DESCRIPTION OF THE TASK: Could you reproduce the passage on keeping baseball scorecards word for word, between "I always keep" and "hang on to.", inclusive?

EXCERPTED PASSAGE:
--------

I always keep every score card, and my dad and I joke that we will send them to Cooperstown one day.  At the end of a season, I usually have around 30 – 40 scorecards.  I like to look back through them, it’s like looking at a picture book– it helps you remember some things you may have forgotten.  Sometimes it’s a great game, a horrible game, or a funny quote you wrote down that you forgot about.  It’s just another slice of my personal history that I like to hang on to.

When I think of all the scorecards I have kept in the past 10+ years, 2 immediately come to mind.  I was at Game 6 in 2003 (if you’re a Cubs fan you need no further explanation, if you’re not, it’s the “Bartman” game), and I kept score.  I was still living with my parents then so the card is somewhere in their house.  I have not seen it in years and it is my sole mission to locate this 013(although if you could see all the crap in their basement you would know this is not an easy task).  I can picture the top of the 8th inning on my scorecard, all those little diamonds filled in…  dreadful.  I think I want to find this card because I still don’t believe that really happened.

The second card is more recent– one I kept last summer which now hangs framed on my wall (see pic).  It was Rich Harden’s first game pitching as a Chicago Cub.  I was there with Biggie and Harden pitched a great game, but our bullpen blew it.  The game went in to extras and Biggie and I, irate,  left to go to the bar.  Later after the game, we were walking by Wrigley and a group of people were congregated by the players parking lot.  Biggie said it was Rich Harden they were getting autographs from.  I’m not big on autographs but I dashed over there and shoved my way to the front of the crowd.  I thrust my scorecard in front of everybody elses baseballs and scraps of paper.  I said “Rich, you pitched an awesome game, you should have gotten the win.”  He grabbed my scorecard, signed it, smiled, said thanks, then walked away leaving many fans disappointed, and angry with me!  A shining example of how it pays to be awesome!  So I have a scorecard of Rich Harden’s Cub debut signed by Rich Harden.  In baseball memorabilia, I think this could be a pretty important thing.  So if I ever need some money, I could throw it on eBay.  But who am I kidding, I would never do that.

--------

INFORMATION SHOWN:

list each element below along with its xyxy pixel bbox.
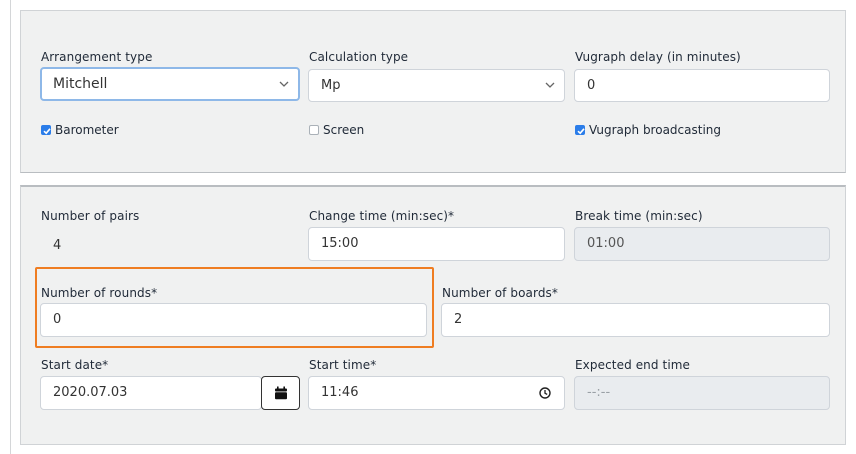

--------

COMPLETED EXERCISE:
I always keep every score card, and my dad and I joke that we will send them to Cooperstown one day.  At the end of a season, I usually have around 30 – 40 scorecards.  I like to look back through them, it’s like looking at a picture book– it helps you remember some things you may have forgotten.  Sometimes it’s a great game, a horrible game, or a funny quote you wrote down that you forgot about.  It’s just another slice of my personal history that I like to hang on to.